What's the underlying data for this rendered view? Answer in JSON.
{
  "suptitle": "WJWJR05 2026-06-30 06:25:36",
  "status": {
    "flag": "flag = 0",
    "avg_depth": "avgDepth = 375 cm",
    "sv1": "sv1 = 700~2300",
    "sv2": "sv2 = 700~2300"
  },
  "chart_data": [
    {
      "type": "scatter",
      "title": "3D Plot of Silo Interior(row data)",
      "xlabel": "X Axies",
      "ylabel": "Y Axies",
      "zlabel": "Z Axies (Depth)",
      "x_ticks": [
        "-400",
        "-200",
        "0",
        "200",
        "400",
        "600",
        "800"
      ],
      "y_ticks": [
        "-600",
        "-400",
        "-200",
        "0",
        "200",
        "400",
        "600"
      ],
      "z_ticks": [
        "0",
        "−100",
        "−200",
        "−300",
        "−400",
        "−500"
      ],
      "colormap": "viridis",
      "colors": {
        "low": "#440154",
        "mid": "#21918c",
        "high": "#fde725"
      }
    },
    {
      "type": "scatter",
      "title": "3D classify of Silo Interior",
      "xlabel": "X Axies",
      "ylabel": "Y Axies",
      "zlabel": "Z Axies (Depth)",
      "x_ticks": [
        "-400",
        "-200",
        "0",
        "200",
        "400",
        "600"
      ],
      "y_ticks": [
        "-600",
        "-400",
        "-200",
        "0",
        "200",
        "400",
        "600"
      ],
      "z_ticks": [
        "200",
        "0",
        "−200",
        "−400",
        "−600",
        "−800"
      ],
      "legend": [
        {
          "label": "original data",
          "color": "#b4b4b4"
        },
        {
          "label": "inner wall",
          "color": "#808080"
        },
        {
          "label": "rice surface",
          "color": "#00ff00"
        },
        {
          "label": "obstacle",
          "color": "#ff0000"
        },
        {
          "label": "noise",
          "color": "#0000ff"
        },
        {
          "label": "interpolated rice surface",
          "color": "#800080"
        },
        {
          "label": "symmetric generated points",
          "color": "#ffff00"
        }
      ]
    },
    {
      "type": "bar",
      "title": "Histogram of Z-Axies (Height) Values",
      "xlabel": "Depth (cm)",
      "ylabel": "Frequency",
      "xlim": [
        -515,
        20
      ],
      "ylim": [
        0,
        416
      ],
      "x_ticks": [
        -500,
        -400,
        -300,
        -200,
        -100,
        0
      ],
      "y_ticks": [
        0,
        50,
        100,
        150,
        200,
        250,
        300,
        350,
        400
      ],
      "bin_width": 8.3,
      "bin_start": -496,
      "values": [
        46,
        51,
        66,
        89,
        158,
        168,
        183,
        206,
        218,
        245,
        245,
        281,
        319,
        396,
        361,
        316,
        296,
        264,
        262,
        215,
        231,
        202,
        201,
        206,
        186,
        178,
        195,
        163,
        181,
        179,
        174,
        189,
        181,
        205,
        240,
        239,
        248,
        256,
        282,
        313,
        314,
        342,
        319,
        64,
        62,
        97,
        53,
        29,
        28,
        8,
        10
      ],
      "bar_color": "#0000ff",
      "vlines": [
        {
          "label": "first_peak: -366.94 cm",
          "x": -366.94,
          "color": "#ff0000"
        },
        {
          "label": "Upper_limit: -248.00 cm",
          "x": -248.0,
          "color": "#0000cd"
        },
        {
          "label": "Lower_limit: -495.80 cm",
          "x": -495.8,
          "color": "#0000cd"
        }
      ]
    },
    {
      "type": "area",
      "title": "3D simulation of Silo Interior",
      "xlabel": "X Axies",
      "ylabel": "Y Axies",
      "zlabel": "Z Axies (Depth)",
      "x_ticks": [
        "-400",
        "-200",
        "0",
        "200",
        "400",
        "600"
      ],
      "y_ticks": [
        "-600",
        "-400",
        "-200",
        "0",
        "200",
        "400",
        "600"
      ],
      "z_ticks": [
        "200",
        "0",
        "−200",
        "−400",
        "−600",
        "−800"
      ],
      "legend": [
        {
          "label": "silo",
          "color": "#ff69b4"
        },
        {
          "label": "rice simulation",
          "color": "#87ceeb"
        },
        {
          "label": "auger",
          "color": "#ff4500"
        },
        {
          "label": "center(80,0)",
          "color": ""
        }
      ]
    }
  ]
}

——————————

• _What to work on_
Repeat the material word for word, in full.

• _Response_
What's the underlying data for this rendered view? Answer in JSON.
{
  "suptitle": "WJWJR05 2026-06-30 06:25:36",
  "status": {
    "flag": "flag = 0",
    "avg_depth": "avgDepth = 375 cm",
    "sv1": "sv1 = 700~2300",
    "sv2": "sv2 = 700~2300"
  },
  "chart_data": [
    {
      "type": "scatter",
      "title": "3D Plot of Silo Interior(row data)",
      "xlabel": "X Axies",
      "ylabel": "Y Axies",
      "zlabel": "Z Axies (Depth)",
      "x_ticks": [
        "-400",
        "-200",
        "0",
        "200",
        "400",
        "600",
        "800"
      ],
      "y_ticks": [
        "-600",
        "-400",
        "-200",
        "0",
        "200",
        "400",
        "600"
      ],
      "z_ticks": [
        "0",
        "−100",
        "−200",
        "−300",
        "−400",
        "−500"
      ],
      "colormap": "viridis",
      "colors": {
        "low": "#440154",
        "mid": "#21918c",
        "high": "#fde725"
      }
    },
    {
      "type": "scatter",
      "title": "3D classify of Silo Interior",
      "xlabel": "X Axies",
      "ylabel": "Y Axies",
      "zlabel": "Z Axies (Depth)",
      "x_ticks": [
        "-400",
        "-200",
        "0",
        "200",
        "400",
        "600"
      ],
      "y_ticks": [
        "-600",
        "-400",
        "-200",
        "0",
        "200",
        "400",
        "600"
      ],
      "z_ticks": [
        "200",
        "0",
        "−200",
        "−400",
        "−600",
        "−800"
      ],
      "legend": [
        {
          "label": "original data",
          "color": "#b4b4b4"
        },
        {
          "label": "inner wall",
          "color": "#808080"
        },
        {
          "label": "rice surface",
          "color": "#00ff00"
        },
        {
          "label": "obstacle",
          "color": "#ff0000"
        },
        {
          "label": "noise",
          "color": "#0000ff"
        },
        {
          "label": "interpolated rice surface",
          "color": "#800080"
        },
        {
          "label": "symmetric generated points",
          "color": "#ffff00"
        }
      ]
    },
    {
      "type": "bar",
      "title": "Histogram of Z-Axies (Height) Values",
      "xlabel": "Depth (cm)",
      "ylabel": "Frequency",
      "xlim": [
        -515,
        20
      ],
      "ylim": [
        0,
        416
      ],
      "x_ticks": [
        -500,
        -400,
        -300,
        -200,
        -100,
        0
      ],
      "y_ticks": [
        0,
        50,
        100,
        150,
        200,
        250,
        300,
        350,
        400
      ],
      "bin_width": 8.3,
      "bin_start": -496,
      "values": [
        46,
        51,
        66,
        89,
        158,
        168,
        183,
        206,
        218,
        245,
        245,
        281,
        319,
        396,
        361,
        316,
        296,
        264,
        262,
        215,
        231,
        202,
        201,
        206,
        186,
        178,
        195,
        163,
        181,
        179,
        174,
        189,
        181,
        205,
        240,
        239,
        248,
        256,
        282,
        313,
        314,
        342,
        319,
        64,
        62,
        97,
        53,
        29,
        28,
        8,
        10
      ],
      "bar_color": "#0000ff",
      "vlines": [
        {
          "label": "first_peak: -366.94 cm",
          "x": -366.94,
          "color": "#ff0000"
        },
        {
          "label": "Upper_limit: -248.00 cm",
          "x": -248.0,
          "color": "#0000cd"
        },
        {
          "label": "Lower_limit: -495.80 cm",
          "x": -495.8,
          "color": "#0000cd"
        }
      ]
    },
    {
      "type": "area",
      "title": "3D simulation of Silo Interior",
      "xlabel": "X Axies",
      "ylabel": "Y Axies",
      "zlabel": "Z Axies (Depth)",
      "x_ticks": [
        "-400",
        "-200",
        "0",
        "200",
        "400",
        "600"
      ],
      "y_ticks": [
        "-600",
        "-400",
        "-200",
        "0",
        "200",
        "400",
        "600"
      ],
      "z_ticks": [
        "200",
        "0",
        "−200",
        "−400",
        "−600",
        "−800"
      ],
      "legend": [
        {
          "label": "silo",
          "color": "#ff69b4"
        },
        {
          "label": "rice simulation",
          "color": "#87ceeb"
        },
        {
          "label": "auger",
          "color": "#ff4500"
        },
        {
          "label": "center(80,0)",
          "color": ""
        }
      ]
    }
  ]
}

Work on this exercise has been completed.